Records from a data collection

—————

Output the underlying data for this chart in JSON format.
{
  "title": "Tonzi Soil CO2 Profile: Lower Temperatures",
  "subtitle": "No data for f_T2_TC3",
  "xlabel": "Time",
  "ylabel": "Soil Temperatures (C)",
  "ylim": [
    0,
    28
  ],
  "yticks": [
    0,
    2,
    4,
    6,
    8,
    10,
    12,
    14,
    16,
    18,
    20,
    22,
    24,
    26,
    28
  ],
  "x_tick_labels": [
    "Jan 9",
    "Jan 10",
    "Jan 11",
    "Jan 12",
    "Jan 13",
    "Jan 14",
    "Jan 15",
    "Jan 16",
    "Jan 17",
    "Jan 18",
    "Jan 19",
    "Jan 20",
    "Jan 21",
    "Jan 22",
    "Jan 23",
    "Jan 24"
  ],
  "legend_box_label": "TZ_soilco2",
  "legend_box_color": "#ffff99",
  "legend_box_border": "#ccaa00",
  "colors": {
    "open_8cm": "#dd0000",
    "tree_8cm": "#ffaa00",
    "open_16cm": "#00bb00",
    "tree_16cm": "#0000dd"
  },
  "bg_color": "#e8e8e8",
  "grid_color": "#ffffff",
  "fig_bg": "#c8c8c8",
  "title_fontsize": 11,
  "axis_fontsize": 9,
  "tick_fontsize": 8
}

—————

= Short problem =
Transcribe each entry precisely, missing none.

= Problem solution =
Output the underlying data for this chart in JSON format.
{
  "title": "Tonzi Soil CO2 Profile: Lower Temperatures",
  "subtitle": "No data for f_T2_TC3",
  "xlabel": "Time",
  "ylabel": "Soil Temperatures (C)",
  "ylim": [
    0,
    28
  ],
  "yticks": [
    0,
    2,
    4,
    6,
    8,
    10,
    12,
    14,
    16,
    18,
    20,
    22,
    24,
    26,
    28
  ],
  "x_tick_labels": [
    "Jan 9",
    "Jan 10",
    "Jan 11",
    "Jan 12",
    "Jan 13",
    "Jan 14",
    "Jan 15",
    "Jan 16",
    "Jan 17",
    "Jan 18",
    "Jan 19",
    "Jan 20",
    "Jan 21",
    "Jan 22",
    "Jan 23",
    "Jan 24"
  ],
  "legend_box_label": "TZ_soilco2",
  "legend_box_color": "#ffff99",
  "legend_box_border": "#ccaa00",
  "colors": {
    "open_8cm": "#dd0000",
    "tree_8cm": "#ffaa00",
    "open_16cm": "#00bb00",
    "tree_16cm": "#0000dd"
  },
  "bg_color": "#e8e8e8",
  "grid_color": "#ffffff",
  "fig_bg": "#c8c8c8",
  "title_fontsize": 11,
  "axis_fontsize": 9,
  "tick_fontsize": 8
}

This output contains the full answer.